TASK INSTRUCTIONS
1 > Answer these questions using the essay on fantasy settings, one line per answer:
(a) Who is the Queen of Egypt in the romance in the Babyloniaka?
(b) In what century did Lucian write his Dialogues of the Courtesans?
(c) What is the name of the all-female secret society in Manley's Atlantean society?
2 > List every literary work that the essay on fantasy settings names by title.
3 > Extend the essay on fantasy settings with the next few sentences after its final one.

Stories of Long Ago and Far Away

Popular ways to create a fantasy setting for a story include setting it in the mythic past (as we saw in Amazon stories) or in a distant land. Setting aside genuine travelers’ tales, such as the flood of descriptions of the Ottoman Empire that became popular in the 17th and 18th centuries, describing lesbianism as prevalent in a land far away—whether real or fictional—not only removed the ability for the audience to fact-check it, but made the idea less threatening.

The 2nd century author Iamblichos wrote a soap-opera-like tale, the Babyloniaka, set in a mythic earlier Mesopotamia. Perhaps not so far away as some fantasy settings, but definitely not intended as a contemporary story. Among many other characters and events, it includes a romance between Bernice, the Queen of Egypt, and a woman named Mesopotamia. Depending on how one translates certain key vocabulary, the two women either got married or simply had sex. The situation is presented in a positive light, though the 10th century summary which is our only source for the text may have been a bit more disapproving.

On the more satirical side, Lucian’s Dialogues of the Courtesans also represents a 2nd century Greek author setting tales in a fictional antiquity. When his courtesan tells of being hired to be part of an all-female threesome, there may be an implied expectation that his contemporary audience will find this shocking, but within the story itself, the women’s relationship and actions are presented as merely odd.

The fully separate secondary world is often a feature of philosophical or satirical writing—a means in general of being able to comment on contemporary society with plausible deniability. This is the case for Delariviere Manley’s late 17th century roman à clef Secret Memoirs and Manners of Several Persons of Quality of Both Sexes from the New Atalantis, an Island in the Mediteranean. I’d tend to classify this as a science fictional work, as it uses the motif of a separate society in the lost land of Atlantis, though mirroring Manley’s contemporary world closely. Her Atlantean society features an all-female secret society, the New Cabal, whose members reject the love of men and enjoy passionate pair-bonds with other women of the club. While Manley’s work strays a little from the theme of positive depictions, the satire is light and fairly gentle—gentler than her treatment of same-sex desire in her more realistic writings.

Items from a data source
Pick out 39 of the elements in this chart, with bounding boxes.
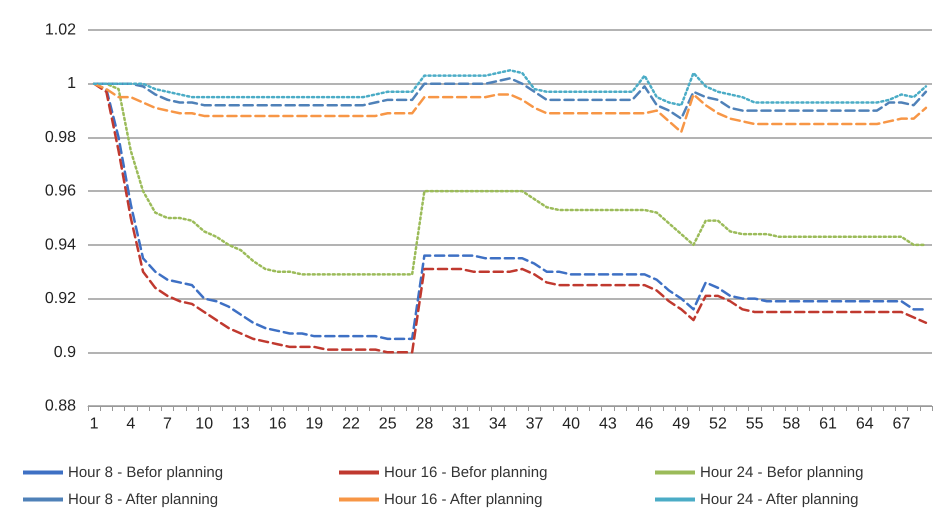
y-tick-label: 1.02 [44, 22, 76, 38]
y-tick-label: 1 [67, 75, 76, 92]
x-tick-label: 46 [636, 416, 654, 432]
x-tick-label: 43 [598, 416, 617, 432]
x-tick-label: 22 [342, 416, 360, 432]
y-tick-label: 0.92 [44, 290, 76, 308]
legend-label: Hour 24 - Befor planning [700, 464, 864, 481]
x-tick-label: 67 [892, 416, 910, 432]
line-series [92, 69, 928, 106]
legend-label: Hour 16 - After planning [384, 491, 542, 508]
x-tick-label: 58 [782, 416, 800, 432]
line-series [92, 82, 928, 134]
legend-label: Hour 8 - After planning [68, 491, 218, 508]
x-tick-label: 40 [562, 416, 580, 432]
y-tick-label: 0.88 [44, 398, 76, 414]
x-tick-label: 64 [856, 416, 874, 432]
x-tick-label: 25 [378, 416, 397, 432]
x-tick-label: 49 [672, 416, 690, 432]
x-tick-label: 7 [163, 416, 172, 432]
x-tick-label: 28 [415, 416, 434, 432]
y-tick-label: 0.98 [44, 128, 76, 146]
x-tick-label: 1 [90, 416, 99, 432]
x-tick-label: 16 [268, 416, 287, 432]
y-tick-label: 0.96 [44, 182, 76, 200]
x-tick-label: 61 [819, 416, 838, 432]
x-tick-label: 4 [126, 416, 136, 432]
y-tick-label: 0.94 [44, 236, 76, 254]
x-tick-label: 13 [232, 416, 250, 432]
y-tick-label: 0.9 [54, 344, 76, 361]
x-tick-label: 10 [195, 416, 214, 432]
x-tick-label: 37 [526, 416, 544, 432]
x-tick-label: 19 [305, 416, 324, 432]
x-tick-label: 34 [488, 416, 507, 432]
legend-label: Hour 8 - Befor planning [68, 464, 224, 481]
legend-label: Hour 24 - After planning [700, 491, 858, 508]
x-tick-label: 55 [746, 416, 764, 432]
legend-label: Hour 16 - Befor planning [384, 464, 548, 481]
x-tick-label: 31 [452, 416, 470, 432]
x-tick-label: 52 [709, 416, 727, 432]
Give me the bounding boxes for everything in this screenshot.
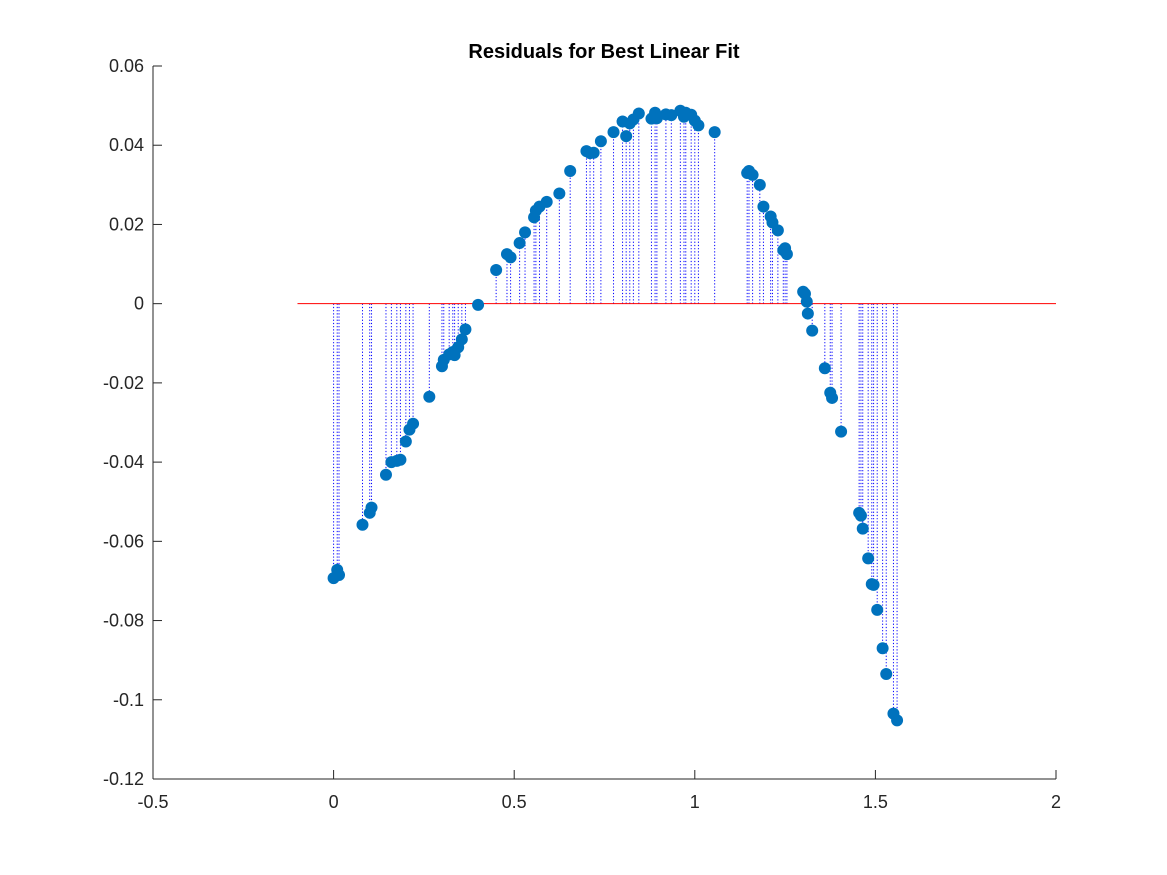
data-point-63 [771,224,784,237]
y-tick-label-0: -0.12 [103,769,144,789]
data-point-81 [867,578,880,591]
data-point-22 [472,298,485,311]
data-point-6 [379,468,392,481]
data-point-78 [856,522,869,535]
data-point-46 [650,112,663,125]
y-tick-label-3: -0.06 [103,531,144,551]
data-point-27 [519,226,532,239]
chart-title: Residuals for Best Linear Fit [468,41,740,63]
data-point-74 [826,391,839,404]
data-point-5 [365,501,378,514]
data-point-86 [891,714,904,727]
data-point-23 [490,263,503,276]
data-point-10 [399,435,412,448]
data-point-2 [333,569,346,582]
data-point-75 [835,425,848,438]
data-point-20 [455,333,468,346]
data-point-36 [587,146,600,159]
y-tick-label-2: -0.08 [103,611,144,631]
data-point-12 [407,417,420,430]
y-tick-label-7: 0.02 [109,214,144,234]
data-point-33 [564,164,577,177]
x-tick-label-2: 0.5 [502,792,527,812]
data-point-43 [632,107,645,120]
data-point-72 [818,362,831,375]
points-layer [327,104,904,727]
data-point-55 [708,126,721,139]
data-point-60 [757,200,770,213]
x-tick-label-0: -0.5 [137,792,168,812]
data-point-32 [553,187,566,200]
data-point-26 [513,237,526,250]
data-point-31 [540,195,553,208]
data-point-9 [394,453,407,466]
data-point-3 [356,518,369,531]
axes-layer [152,66,1056,780]
data-point-21 [459,323,472,336]
x-tick-label-4: 1.5 [863,792,888,812]
data-point-38 [607,126,620,139]
data-point-70 [801,307,814,320]
data-point-84 [880,668,893,681]
data-point-77 [854,509,867,522]
data-point-48 [665,109,678,122]
y-tick-label-4: -0.04 [103,452,144,472]
data-point-82 [871,603,884,616]
data-point-59 [753,178,766,191]
x-tick-label-5: 2 [1051,792,1061,812]
stems-layer [333,110,898,721]
data-point-37 [594,135,607,148]
data-point-71 [806,324,819,337]
data-point-25 [504,251,517,264]
data-point-66 [780,248,793,261]
data-point-54 [692,119,705,132]
x-tick-label-3: 1 [690,792,700,812]
data-point-40 [620,130,633,143]
data-point-79 [862,552,875,565]
ticks-layer: -0.5 0 0.5 1 1.5 2 -0.12 -0.1 -0.08 -0.06 -0.04 -0.… [103,56,1061,812]
data-point-83 [876,642,889,655]
y-tick-label-9: 0.06 [109,56,144,76]
y-tick-label-5: -0.02 [103,373,144,393]
y-tick-label-1: -0.1 [113,690,144,710]
y-tick-label-6: 0 [134,294,144,314]
data-point-13 [423,390,436,403]
x-tick-label-1: 0 [329,792,339,812]
y-tick-label-8: 0.04 [109,135,144,155]
data-point-69 [800,295,813,308]
data-point-58 [746,168,759,181]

RESPONSES TO THE TASKS
1 >
(a) Bernice
(b) The 2nd century
(c) The New Cabal

2 >
Babyloniaka
Dialogues of the Courtesans
Secret Memoirs and Manners of Several Persons of Quality of Both Sexes from the New Atalantis, an Island in the Mediteranean

3 >
Secondary Worlds and Crossdressing Romances

Fantastic literature that includes female cross-dressing creates a doubly-distanced context for permitting the neutral depiction of same-sex desire. Cross-dressing alone doesn’t license lesbian relations in the eyes of society—as we can see in the legal history where prosecutions for female same-sex relations almost always are triggered by one member of the couple cross-dressing. But in an imagined secondary world, cross-dressing is often used as a gateway to depicting lesbian desire.

Ovid’s Iphis and Ianthe not only created a neutral depiction of female same-sex desire (conveniently situated in an ancient past) in his original 1st century work, but inspired regular reworkings of the material throughout the medieval and early modern periods. Unlike some cross-dressing romances where a female-presenting character falls in love with a masculine-presenting one, the cross-dressed Iphis falls hopelessly in love with her childhood friend, though the author writes her as considering her love to be in vain. The love itself is not condemned, only the possibility of its fulfillment is denied until divine intervention restores heteronormativity.

Later authors who took up the tale, perhaps having the cushion of even greater conceptual distance from a mythic ancient Greece, were a bit more generous, sometimes allowing the two women a wedding night before the divinely-mediated sex-change. Or, as in the 17th century play Gallathea, concluding with the two women reaffirming their love for each other as women, before the off-stage resolution that allows them to marry, as all good theatrical protagonists must.

In general, the early modern fashion for mythic pastoral settings involving the presence of classical deities was generous to the possibility of female homoeroticism. Several versions of the story L’Astrée or Astræa include erotic scenes between the followers of the goddess Diana, plus the stratagem of a man only being able to win a woman’s romantic attention by cross-dressing. Something of a reversal of the usual cross-dressing romance plot.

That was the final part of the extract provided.